■ Written exercise:
Write out each line in which the string "ylabel" is present.

■ Record excerpts:
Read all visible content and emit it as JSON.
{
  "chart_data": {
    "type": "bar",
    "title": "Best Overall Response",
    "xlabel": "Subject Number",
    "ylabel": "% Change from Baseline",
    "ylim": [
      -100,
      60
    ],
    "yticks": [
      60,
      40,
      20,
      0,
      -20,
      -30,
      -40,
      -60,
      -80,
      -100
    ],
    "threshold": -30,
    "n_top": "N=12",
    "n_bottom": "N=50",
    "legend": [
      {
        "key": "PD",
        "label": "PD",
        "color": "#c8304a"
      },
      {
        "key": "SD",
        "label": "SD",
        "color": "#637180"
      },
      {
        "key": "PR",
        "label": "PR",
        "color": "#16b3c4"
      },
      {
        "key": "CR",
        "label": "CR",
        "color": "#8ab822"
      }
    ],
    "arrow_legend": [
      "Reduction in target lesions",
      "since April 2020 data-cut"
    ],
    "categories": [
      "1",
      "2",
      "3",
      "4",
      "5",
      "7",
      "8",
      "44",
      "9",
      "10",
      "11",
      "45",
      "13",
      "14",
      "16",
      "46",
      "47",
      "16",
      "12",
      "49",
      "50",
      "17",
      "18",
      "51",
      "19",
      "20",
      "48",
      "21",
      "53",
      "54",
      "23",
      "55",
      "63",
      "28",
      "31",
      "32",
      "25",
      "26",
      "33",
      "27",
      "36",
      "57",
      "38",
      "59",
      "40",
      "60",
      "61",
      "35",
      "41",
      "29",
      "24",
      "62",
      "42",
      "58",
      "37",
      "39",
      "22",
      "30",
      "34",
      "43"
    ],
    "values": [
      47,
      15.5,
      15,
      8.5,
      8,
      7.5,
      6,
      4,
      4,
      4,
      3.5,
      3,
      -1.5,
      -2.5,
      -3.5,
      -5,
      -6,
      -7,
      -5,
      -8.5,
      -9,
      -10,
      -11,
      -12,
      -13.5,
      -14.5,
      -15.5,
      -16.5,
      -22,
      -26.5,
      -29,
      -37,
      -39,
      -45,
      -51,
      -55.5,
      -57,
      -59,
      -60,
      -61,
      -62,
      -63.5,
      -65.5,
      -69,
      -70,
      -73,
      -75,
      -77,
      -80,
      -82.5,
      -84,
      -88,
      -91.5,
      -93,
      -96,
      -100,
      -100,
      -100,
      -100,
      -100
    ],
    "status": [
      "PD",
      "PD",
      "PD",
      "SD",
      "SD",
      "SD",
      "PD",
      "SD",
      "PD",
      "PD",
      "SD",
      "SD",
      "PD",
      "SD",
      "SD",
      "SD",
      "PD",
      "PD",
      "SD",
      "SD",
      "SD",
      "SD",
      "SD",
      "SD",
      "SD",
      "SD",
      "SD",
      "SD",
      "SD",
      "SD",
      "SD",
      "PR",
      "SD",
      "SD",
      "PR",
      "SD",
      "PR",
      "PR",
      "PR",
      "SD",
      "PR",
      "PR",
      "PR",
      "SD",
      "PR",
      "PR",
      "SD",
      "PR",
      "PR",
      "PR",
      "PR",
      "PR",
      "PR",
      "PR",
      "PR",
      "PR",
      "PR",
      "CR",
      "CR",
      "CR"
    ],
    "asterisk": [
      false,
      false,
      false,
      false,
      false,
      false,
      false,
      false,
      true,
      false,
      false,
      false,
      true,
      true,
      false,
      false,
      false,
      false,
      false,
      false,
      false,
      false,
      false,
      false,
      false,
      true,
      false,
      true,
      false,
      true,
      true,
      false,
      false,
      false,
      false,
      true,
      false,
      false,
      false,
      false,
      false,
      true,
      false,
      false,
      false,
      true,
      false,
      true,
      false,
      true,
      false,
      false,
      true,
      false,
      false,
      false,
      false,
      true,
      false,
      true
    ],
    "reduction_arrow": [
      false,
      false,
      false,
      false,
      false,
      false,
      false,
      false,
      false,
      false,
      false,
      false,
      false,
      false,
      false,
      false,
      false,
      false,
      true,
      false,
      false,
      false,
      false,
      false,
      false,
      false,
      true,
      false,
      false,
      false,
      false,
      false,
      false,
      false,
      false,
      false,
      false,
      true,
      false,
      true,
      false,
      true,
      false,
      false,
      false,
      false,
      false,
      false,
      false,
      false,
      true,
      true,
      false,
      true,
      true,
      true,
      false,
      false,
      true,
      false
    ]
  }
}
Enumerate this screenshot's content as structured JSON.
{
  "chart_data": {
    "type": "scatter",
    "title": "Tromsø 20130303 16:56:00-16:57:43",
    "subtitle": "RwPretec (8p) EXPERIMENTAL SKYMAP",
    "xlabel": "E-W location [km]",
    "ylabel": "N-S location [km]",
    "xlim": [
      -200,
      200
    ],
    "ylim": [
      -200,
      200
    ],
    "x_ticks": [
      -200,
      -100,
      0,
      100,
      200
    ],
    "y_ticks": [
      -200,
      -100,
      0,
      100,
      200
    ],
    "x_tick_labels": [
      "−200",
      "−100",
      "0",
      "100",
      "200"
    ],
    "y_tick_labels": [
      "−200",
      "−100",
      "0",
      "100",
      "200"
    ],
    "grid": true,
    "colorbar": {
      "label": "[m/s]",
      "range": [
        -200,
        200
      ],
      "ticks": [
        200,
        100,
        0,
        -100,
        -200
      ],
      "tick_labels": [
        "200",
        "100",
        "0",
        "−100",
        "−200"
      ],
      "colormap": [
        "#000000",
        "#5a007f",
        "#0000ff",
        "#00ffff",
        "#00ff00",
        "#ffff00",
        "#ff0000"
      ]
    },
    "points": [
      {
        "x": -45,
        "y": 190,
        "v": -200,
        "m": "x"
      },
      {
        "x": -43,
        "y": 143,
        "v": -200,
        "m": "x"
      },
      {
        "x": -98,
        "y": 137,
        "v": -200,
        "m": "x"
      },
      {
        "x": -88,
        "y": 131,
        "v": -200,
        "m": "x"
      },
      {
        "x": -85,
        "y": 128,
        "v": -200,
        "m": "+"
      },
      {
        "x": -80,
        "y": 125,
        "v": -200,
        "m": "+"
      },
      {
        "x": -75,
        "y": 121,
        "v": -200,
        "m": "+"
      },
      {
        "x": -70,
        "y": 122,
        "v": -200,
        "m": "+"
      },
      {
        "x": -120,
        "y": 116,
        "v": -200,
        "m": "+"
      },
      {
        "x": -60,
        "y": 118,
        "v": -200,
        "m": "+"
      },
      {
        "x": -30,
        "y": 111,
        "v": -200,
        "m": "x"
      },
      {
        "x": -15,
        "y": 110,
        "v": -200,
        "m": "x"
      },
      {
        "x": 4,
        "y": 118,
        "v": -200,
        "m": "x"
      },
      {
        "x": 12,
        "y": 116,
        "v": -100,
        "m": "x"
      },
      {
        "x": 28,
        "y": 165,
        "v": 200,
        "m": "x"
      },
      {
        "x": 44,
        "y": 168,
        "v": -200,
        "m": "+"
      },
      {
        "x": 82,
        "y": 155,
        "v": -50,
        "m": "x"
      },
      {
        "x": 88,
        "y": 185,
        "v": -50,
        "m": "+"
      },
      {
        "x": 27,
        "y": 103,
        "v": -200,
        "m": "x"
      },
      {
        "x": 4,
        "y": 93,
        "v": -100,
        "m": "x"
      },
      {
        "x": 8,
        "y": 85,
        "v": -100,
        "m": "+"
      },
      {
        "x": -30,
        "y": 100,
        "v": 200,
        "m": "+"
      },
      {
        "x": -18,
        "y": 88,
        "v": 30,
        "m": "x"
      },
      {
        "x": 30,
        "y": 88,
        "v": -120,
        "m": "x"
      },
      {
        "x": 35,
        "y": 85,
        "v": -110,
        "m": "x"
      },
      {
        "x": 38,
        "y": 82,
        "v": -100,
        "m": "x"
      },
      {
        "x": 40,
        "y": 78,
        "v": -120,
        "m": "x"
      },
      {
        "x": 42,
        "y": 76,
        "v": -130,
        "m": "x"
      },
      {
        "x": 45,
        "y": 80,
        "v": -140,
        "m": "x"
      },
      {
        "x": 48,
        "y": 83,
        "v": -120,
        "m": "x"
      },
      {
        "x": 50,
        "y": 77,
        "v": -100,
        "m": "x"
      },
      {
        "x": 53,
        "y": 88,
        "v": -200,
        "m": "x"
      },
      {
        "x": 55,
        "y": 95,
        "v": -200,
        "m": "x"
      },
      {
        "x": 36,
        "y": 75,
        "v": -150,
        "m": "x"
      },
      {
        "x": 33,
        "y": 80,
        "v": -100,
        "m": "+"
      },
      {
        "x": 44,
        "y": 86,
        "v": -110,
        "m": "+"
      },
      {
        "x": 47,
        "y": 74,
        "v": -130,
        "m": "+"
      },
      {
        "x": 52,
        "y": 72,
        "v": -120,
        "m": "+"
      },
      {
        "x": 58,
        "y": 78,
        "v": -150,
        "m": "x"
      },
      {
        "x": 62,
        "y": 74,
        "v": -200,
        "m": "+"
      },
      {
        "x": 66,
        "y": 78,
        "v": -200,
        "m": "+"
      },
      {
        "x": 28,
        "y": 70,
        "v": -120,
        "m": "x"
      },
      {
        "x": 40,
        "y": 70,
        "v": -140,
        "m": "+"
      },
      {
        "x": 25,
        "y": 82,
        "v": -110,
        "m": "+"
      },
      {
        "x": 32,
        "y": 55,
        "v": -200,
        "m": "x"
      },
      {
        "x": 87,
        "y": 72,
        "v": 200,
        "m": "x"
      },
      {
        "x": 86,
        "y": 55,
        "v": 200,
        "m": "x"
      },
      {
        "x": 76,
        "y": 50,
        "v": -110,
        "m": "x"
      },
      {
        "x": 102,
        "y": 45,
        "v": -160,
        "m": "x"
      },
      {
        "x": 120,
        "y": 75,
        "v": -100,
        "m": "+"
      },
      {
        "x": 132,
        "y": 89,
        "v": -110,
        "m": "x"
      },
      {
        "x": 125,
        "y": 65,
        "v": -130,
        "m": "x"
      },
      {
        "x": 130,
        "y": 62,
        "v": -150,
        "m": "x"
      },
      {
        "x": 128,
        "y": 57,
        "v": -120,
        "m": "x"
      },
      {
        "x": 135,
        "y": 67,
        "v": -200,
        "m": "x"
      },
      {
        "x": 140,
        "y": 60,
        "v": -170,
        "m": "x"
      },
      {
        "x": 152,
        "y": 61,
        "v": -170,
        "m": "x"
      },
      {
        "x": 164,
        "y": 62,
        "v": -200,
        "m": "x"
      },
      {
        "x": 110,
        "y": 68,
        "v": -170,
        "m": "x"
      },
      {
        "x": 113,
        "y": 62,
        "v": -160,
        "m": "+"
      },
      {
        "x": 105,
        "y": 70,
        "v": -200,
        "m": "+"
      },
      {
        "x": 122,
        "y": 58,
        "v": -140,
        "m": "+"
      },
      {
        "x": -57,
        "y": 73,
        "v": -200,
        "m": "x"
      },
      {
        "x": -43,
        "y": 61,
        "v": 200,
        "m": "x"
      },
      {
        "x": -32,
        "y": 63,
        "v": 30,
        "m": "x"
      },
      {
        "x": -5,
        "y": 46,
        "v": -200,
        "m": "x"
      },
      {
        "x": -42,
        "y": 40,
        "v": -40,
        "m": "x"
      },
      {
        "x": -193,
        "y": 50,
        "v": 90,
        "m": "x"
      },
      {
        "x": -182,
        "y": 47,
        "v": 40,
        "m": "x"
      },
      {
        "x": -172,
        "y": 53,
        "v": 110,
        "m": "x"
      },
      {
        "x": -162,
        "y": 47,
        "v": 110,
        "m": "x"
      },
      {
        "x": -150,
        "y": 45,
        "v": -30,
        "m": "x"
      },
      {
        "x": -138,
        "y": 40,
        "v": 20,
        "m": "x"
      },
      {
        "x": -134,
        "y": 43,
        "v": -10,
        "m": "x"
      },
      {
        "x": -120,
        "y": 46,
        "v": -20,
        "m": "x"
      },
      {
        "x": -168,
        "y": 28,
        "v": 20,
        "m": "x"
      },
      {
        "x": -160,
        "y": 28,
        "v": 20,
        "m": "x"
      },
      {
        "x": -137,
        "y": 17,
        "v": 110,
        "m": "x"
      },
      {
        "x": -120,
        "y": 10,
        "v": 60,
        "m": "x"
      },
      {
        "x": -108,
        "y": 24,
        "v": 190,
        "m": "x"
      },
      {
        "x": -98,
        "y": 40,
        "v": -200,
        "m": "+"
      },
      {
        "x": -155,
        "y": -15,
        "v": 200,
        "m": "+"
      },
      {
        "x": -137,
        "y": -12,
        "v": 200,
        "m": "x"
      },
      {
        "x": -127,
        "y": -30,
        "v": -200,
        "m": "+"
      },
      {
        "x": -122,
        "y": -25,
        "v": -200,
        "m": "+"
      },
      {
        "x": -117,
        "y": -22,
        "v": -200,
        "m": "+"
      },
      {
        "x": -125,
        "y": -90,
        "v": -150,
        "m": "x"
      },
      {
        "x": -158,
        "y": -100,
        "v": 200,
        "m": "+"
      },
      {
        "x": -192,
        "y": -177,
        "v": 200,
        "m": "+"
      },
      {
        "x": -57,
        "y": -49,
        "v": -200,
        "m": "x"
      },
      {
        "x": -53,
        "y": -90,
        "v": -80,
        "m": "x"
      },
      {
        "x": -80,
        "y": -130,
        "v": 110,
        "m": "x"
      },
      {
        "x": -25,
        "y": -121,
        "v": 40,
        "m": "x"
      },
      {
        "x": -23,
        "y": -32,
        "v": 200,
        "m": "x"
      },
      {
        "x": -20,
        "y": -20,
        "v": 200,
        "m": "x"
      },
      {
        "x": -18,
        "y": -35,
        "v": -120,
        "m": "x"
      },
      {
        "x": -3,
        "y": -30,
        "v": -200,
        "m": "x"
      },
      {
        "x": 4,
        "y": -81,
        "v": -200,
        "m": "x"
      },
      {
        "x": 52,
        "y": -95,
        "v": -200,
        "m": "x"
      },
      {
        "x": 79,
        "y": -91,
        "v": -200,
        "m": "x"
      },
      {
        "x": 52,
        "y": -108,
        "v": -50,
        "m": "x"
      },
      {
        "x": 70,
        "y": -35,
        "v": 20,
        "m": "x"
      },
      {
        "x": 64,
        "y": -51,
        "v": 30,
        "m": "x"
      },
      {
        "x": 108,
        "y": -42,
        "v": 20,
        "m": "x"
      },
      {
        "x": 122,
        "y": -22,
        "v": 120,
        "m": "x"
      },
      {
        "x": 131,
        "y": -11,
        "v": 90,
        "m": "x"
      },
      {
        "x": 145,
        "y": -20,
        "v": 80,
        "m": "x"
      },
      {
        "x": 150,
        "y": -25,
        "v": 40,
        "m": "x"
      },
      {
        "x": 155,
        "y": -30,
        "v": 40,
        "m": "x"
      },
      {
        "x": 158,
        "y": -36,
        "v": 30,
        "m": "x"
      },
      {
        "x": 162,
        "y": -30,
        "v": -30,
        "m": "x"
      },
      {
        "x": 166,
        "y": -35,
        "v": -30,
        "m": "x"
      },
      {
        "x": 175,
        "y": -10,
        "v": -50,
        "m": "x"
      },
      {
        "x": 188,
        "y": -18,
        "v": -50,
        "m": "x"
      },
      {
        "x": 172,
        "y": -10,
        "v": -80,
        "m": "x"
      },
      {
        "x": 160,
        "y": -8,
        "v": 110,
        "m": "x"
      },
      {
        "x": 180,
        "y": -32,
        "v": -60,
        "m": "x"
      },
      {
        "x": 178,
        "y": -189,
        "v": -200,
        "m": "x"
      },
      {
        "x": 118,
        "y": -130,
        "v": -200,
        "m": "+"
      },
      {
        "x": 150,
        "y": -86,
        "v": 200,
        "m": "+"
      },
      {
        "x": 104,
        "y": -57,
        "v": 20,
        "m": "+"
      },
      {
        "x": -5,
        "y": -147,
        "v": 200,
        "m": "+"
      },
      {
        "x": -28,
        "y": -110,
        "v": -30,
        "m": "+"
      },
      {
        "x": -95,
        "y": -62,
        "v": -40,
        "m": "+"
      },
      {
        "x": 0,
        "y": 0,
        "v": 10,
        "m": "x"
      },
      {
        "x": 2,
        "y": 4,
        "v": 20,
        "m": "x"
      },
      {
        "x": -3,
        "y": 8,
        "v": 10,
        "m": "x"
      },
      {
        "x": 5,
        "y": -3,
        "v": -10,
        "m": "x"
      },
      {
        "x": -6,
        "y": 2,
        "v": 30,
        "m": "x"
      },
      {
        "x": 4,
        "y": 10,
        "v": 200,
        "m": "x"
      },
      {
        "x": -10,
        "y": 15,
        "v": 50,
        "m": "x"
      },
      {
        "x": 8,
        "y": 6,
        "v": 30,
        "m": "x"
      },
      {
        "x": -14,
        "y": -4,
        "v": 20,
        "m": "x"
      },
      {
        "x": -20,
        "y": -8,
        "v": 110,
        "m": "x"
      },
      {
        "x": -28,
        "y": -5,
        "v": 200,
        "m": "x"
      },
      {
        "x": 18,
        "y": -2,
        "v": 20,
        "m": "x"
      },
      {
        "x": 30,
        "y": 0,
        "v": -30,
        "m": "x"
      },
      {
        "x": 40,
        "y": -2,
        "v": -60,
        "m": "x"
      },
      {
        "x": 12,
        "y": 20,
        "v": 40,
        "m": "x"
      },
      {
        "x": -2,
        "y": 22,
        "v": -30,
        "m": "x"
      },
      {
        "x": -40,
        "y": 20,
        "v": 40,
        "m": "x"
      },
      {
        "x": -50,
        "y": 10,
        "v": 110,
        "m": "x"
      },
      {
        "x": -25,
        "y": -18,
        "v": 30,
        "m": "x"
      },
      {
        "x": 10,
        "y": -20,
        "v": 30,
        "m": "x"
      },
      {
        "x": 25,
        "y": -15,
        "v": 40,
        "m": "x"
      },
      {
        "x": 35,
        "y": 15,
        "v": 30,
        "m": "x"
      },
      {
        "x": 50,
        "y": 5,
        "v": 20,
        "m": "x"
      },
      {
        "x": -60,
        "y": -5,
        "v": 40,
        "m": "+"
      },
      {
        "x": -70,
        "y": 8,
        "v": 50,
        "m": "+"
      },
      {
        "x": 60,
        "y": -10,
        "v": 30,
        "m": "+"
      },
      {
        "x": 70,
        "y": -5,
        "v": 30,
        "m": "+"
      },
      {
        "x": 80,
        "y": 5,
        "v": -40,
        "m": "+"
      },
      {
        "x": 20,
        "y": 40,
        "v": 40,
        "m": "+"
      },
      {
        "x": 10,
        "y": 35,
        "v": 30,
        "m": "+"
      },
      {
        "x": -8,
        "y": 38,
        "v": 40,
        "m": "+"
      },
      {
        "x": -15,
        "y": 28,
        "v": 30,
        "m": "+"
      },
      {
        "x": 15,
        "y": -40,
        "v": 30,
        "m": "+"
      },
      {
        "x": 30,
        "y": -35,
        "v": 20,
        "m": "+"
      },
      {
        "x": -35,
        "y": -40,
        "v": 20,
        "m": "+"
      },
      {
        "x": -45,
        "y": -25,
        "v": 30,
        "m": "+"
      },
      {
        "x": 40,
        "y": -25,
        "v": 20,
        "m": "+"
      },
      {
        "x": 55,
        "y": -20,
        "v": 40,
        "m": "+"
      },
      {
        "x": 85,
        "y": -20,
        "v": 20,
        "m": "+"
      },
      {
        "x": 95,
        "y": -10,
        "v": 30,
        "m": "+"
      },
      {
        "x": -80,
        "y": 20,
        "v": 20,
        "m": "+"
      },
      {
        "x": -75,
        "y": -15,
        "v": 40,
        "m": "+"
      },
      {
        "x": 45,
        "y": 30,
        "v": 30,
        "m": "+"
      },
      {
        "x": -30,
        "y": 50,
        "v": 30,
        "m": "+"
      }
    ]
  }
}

■ Answer to this exercise:
    "ylabel": "% Change from Baseline",
    "ylabel": "N-S location [km]",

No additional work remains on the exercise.